**Excerpted records**:

[START]

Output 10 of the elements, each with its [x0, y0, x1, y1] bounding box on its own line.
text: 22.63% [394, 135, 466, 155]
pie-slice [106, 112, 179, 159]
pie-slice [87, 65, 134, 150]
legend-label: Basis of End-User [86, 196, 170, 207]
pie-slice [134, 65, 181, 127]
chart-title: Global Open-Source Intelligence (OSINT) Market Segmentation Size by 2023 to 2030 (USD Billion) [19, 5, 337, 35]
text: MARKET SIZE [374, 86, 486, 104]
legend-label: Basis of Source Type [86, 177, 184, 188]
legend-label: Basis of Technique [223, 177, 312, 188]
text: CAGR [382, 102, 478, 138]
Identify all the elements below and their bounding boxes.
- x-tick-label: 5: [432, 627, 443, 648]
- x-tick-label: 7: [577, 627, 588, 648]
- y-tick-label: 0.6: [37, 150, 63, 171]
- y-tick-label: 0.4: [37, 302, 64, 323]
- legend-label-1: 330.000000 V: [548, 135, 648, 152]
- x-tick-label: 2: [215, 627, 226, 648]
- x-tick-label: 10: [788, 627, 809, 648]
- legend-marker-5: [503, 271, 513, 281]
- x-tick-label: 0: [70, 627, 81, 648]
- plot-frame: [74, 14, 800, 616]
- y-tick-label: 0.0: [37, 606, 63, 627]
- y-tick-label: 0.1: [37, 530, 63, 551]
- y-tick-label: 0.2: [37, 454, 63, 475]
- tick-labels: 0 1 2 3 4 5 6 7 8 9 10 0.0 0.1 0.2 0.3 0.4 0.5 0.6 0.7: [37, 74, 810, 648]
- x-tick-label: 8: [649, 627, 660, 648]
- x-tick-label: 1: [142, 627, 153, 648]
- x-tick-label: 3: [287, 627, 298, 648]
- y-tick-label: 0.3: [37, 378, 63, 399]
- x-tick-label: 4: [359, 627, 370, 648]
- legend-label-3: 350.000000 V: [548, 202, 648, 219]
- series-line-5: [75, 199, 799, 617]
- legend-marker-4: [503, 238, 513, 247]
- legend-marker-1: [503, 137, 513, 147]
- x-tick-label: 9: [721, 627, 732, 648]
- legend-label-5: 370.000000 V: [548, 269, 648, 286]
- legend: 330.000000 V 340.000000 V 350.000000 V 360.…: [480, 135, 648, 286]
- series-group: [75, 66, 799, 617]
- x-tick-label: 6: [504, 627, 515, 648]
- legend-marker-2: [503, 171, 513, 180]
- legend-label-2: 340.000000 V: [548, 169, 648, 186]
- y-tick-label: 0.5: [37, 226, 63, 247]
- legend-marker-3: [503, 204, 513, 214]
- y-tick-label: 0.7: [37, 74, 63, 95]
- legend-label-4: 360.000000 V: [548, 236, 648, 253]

[END]

**Instructions for the task**: Rewrite every line of the items above as a single numbered list, leaving out any blank lines.

**Result of the exercise**:
1. Output 10 of the elements, each with its [x0, y0, x1, y1] bounding box on its own line.
2. text: 22.63% [394, 135, 466, 155]
3. pie-slice [106, 112, 179, 159]
4. pie-slice [87, 65, 134, 150]
5. legend-label: Basis of End-User [86, 196, 170, 207]
6. pie-slice [134, 65, 181, 127]
7. chart-title: Global Open-Source Intelligence (OSINT) Market Segmentation Size by 2023 to 2030 (USD Billion) [19, 5, 337, 35]
8. text: MARKET SIZE [374, 86, 486, 104]
9. legend-label: Basis of Source Type [86, 177, 184, 188]
10. legend-label: Basis of Technique [223, 177, 312, 188]
11. text: CAGR [382, 102, 478, 138]
12. Identify all the elements below and their bounding boxes.
13. - x-tick-label: 5: [432, 627, 443, 648]
14. - x-tick-label: 7: [577, 627, 588, 648]
15. - y-tick-label: 0.6: [37, 150, 63, 171]
16. - y-tick-label: 0.4: [37, 302, 64, 323]
17. - legend-label-1: 330.000000 V: [548, 135, 648, 152]
18. - x-tick-label: 2: [215, 627, 226, 648]
19. - x-tick-label: 10: [788, 627, 809, 648]
20. - legend-marker-5: [503, 271, 513, 281]
21. - x-tick-label: 0: [70, 627, 81, 648]
22. - plot-frame: [74, 14, 800, 616]
23. - y-tick-label: 0.0: [37, 606, 63, 627]
24. - y-tick-label: 0.1: [37, 530, 63, 551]
25. - y-tick-label: 0.2: [37, 454, 63, 475]
26. - tick-labels: 0 1 2 3 4 5 6 7 8 9 10 0.0 0.1 0.2 0.3 0.4 0.5 0.6 0.7: [37, 74, 810, 648]
27. - x-tick-label: 8: [649, 627, 660, 648]
28. - x-tick-label: 1: [142, 627, 153, 648]
29. - x-tick-label: 3: [287, 627, 298, 648]
30. - y-tick-label: 0.3: [37, 378, 63, 399]
31. - x-tick-label: 4: [359, 627, 370, 648]
32. - legend-label-3: 350.000000 V: [548, 202, 648, 219]
33. - series-line-5: [75, 199, 799, 617]
34. - legend-marker-4: [503, 238, 513, 247]
35. - legend-marker-1: [503, 137, 513, 147]
36. - x-tick-label: 9: [721, 627, 732, 648]
37. - legend-label-5: 370.000000 V: [548, 269, 648, 286]
38. - legend: 330.000000 V 340.000000 V 350.000000 V 360.…: [480, 135, 648, 286]
39. - series-group: [75, 66, 799, 617]
40. - x-tick-label: 6: [504, 627, 515, 648]
41. - legend-marker-2: [503, 171, 513, 180]
42. - legend-label-2: 340.000000 V: [548, 169, 648, 186]
43. - y-tick-label: 0.5: [37, 226, 63, 247]
44. - legend-marker-3: [503, 204, 513, 214]
45. - y-tick-label: 0.7: [37, 74, 63, 95]
46. - legend-label-4: 360.000000 V: [548, 236, 648, 253]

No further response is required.